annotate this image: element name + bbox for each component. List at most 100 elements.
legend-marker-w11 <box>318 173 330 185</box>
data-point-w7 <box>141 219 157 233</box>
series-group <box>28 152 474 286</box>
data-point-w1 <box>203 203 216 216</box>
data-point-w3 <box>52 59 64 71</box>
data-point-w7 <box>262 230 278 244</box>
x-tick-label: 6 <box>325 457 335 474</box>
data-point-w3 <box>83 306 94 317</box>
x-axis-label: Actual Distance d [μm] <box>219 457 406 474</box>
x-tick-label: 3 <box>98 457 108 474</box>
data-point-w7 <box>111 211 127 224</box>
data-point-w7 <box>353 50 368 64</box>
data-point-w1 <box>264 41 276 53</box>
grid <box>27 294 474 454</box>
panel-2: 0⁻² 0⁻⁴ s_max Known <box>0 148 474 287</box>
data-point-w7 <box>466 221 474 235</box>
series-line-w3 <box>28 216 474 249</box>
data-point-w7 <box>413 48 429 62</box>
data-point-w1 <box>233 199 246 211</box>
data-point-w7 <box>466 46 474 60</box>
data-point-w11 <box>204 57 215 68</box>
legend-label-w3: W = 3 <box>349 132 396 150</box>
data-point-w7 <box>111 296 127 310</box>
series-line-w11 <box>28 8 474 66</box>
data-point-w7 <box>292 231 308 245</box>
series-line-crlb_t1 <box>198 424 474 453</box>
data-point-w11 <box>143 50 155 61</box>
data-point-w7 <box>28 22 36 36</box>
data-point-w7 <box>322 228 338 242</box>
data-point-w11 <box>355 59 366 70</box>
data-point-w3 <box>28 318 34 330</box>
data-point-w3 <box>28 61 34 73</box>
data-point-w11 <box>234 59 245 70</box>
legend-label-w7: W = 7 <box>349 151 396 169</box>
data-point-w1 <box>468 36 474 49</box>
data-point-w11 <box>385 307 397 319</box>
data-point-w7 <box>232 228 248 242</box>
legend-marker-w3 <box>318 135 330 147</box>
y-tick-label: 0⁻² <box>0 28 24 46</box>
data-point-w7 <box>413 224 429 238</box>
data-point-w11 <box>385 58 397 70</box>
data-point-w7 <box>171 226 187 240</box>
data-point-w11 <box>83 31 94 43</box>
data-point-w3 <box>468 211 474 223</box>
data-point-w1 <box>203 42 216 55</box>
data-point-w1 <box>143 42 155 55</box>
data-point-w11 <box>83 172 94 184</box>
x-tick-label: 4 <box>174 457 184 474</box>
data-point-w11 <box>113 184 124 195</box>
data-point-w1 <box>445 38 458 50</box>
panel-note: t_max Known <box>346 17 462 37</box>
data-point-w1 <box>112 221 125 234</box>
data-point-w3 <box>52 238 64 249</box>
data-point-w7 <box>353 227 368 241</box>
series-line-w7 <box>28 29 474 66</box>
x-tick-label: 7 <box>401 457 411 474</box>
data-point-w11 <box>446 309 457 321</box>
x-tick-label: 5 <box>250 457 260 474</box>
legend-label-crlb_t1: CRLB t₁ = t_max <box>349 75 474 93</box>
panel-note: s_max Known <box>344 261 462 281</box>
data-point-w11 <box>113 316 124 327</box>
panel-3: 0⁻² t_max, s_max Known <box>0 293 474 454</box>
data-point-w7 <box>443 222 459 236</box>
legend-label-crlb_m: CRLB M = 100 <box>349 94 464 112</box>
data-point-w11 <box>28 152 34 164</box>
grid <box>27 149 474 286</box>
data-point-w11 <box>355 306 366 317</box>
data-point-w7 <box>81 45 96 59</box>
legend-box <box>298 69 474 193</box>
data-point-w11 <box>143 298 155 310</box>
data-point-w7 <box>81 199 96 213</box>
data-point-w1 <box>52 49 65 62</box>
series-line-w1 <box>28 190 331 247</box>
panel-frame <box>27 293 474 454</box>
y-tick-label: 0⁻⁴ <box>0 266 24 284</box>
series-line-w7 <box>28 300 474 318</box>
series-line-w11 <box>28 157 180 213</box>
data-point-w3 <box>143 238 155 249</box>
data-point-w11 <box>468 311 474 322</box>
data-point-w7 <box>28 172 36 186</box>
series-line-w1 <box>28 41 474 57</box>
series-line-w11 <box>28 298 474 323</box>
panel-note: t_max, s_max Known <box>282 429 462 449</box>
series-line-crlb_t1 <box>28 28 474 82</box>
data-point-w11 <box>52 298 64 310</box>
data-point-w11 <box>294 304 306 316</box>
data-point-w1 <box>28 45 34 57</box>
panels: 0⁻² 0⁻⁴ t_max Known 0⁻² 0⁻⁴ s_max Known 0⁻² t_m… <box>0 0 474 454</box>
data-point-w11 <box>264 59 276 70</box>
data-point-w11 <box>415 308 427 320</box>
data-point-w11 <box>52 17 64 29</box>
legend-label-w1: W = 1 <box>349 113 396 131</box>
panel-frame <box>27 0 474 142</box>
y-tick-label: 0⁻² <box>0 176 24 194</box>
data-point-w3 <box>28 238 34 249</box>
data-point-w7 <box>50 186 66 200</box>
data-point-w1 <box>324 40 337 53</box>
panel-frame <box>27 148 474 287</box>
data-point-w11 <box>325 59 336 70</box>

-*-

Copy out the material above word for word, leaving every line as it stands.

# Task result:
annotate this image: element name + bbox for each component. List at most 100 elements.
legend-marker-w11 <box>318 173 330 185</box>
data-point-w7 <box>141 219 157 233</box>
series-group <box>28 152 474 286</box>
data-point-w1 <box>203 203 216 216</box>
data-point-w3 <box>52 59 64 71</box>
data-point-w7 <box>262 230 278 244</box>
x-tick-label: 6 <box>325 457 335 474</box>
data-point-w3 <box>83 306 94 317</box>
x-axis-label: Actual Distance d [μm] <box>219 457 406 474</box>
x-tick-label: 3 <box>98 457 108 474</box>
data-point-w7 <box>111 211 127 224</box>
data-point-w7 <box>353 50 368 64</box>
data-point-w1 <box>264 41 276 53</box>
grid <box>27 294 474 454</box>
panel-2: 0⁻² 0⁻⁴ s_max Known <box>0 148 474 287</box>
data-point-w7 <box>466 221 474 235</box>
series-line-w3 <box>28 216 474 249</box>
data-point-w7 <box>413 48 429 62</box>
data-point-w1 <box>233 199 246 211</box>
data-point-w7 <box>466 46 474 60</box>
data-point-w11 <box>204 57 215 68</box>
legend-label-w3: W = 3 <box>349 132 396 150</box>
data-point-w7 <box>111 296 127 310</box>
series-line-w11 <box>28 8 474 66</box>
data-point-w7 <box>292 231 308 245</box>
series-line-crlb_t1 <box>198 424 474 453</box>
data-point-w11 <box>143 50 155 61</box>
data-point-w7 <box>28 22 36 36</box>
data-point-w7 <box>322 228 338 242</box>
data-point-w11 <box>355 59 366 70</box>
data-point-w3 <box>28 318 34 330</box>
data-point-w3 <box>28 61 34 73</box>
data-point-w11 <box>234 59 245 70</box>
legend-label-w7: W = 7 <box>349 151 396 169</box>
data-point-w1 <box>468 36 474 49</box>
data-point-w11 <box>385 307 397 319</box>
data-point-w7 <box>232 228 248 242</box>
legend-marker-w3 <box>318 135 330 147</box>
y-tick-label: 0⁻² <box>0 28 24 46</box>
data-point-w7 <box>413 224 429 238</box>
data-point-w11 <box>385 58 397 70</box>
data-point-w7 <box>171 226 187 240</box>
data-point-w11 <box>83 31 94 43</box>
data-point-w3 <box>468 211 474 223</box>
data-point-w1 <box>203 42 216 55</box>
data-point-w1 <box>143 42 155 55</box>
data-point-w11 <box>83 172 94 184</box>
x-tick-label: 4 <box>174 457 184 474</box>
data-point-w11 <box>113 184 124 195</box>
data-point-w1 <box>445 38 458 50</box>
panel-note: t_max Known <box>346 17 462 37</box>
data-point-w1 <box>112 221 125 234</box>
data-point-w3 <box>52 238 64 249</box>
data-point-w7 <box>353 227 368 241</box>
series-line-w7 <box>28 29 474 66</box>
x-tick-label: 7 <box>401 457 411 474</box>
data-point-w11 <box>446 309 457 321</box>
x-tick-label: 5 <box>250 457 260 474</box>
legend-label-crlb_t1: CRLB t₁ = t_max <box>349 75 474 93</box>
panel-note: s_max Known <box>344 261 462 281</box>
data-point-w11 <box>113 316 124 327</box>
panel-3: 0⁻² t_max, s_max Known <box>0 293 474 454</box>
data-point-w7 <box>443 222 459 236</box>
legend-label-crlb_m: CRLB M = 100 <box>349 94 464 112</box>
data-point-w11 <box>28 152 34 164</box>
grid <box>27 149 474 286</box>
data-point-w11 <box>355 306 366 317</box>
data-point-w7 <box>81 45 96 59</box>
legend-box <box>298 69 474 193</box>
data-point-w11 <box>143 298 155 310</box>
data-point-w7 <box>81 199 96 213</box>
data-point-w1 <box>52 49 65 62</box>
series-line-w1 <box>28 190 331 247</box>
panel-frame <box>27 293 474 454</box>
y-tick-label: 0⁻⁴ <box>0 266 24 284</box>
series-line-w7 <box>28 300 474 318</box>
series-line-w11 <box>28 157 180 213</box>
data-point-w3 <box>143 238 155 249</box>
data-point-w11 <box>468 311 474 322</box>
data-point-w7 <box>28 172 36 186</box>
series-line-w1 <box>28 41 474 57</box>
series-line-w11 <box>28 298 474 323</box>
panel-note: t_max, s_max Known <box>282 429 462 449</box>
series-line-crlb_t1 <box>28 28 474 82</box>
data-point-w11 <box>52 298 64 310</box>
data-point-w11 <box>294 304 306 316</box>
data-point-w1 <box>28 45 34 57</box>
panels: 0⁻² 0⁻⁴ t_max Known 0⁻² 0⁻⁴ s_max Known 0⁻² t_m… <box>0 0 474 454</box>
data-point-w11 <box>264 59 276 70</box>
data-point-w11 <box>415 308 427 320</box>
data-point-w11 <box>52 17 64 29</box>
legend-label-w1: W = 1 <box>349 113 396 131</box>
panel-frame <box>27 0 474 142</box>
y-tick-label: 0⁻² <box>0 176 24 194</box>
data-point-w3 <box>28 238 34 249</box>
data-point-w7 <box>50 186 66 200</box>
data-point-w1 <box>324 40 337 53</box>
panel-frame <box>27 148 474 287</box>
data-point-w11 <box>325 59 336 70</box>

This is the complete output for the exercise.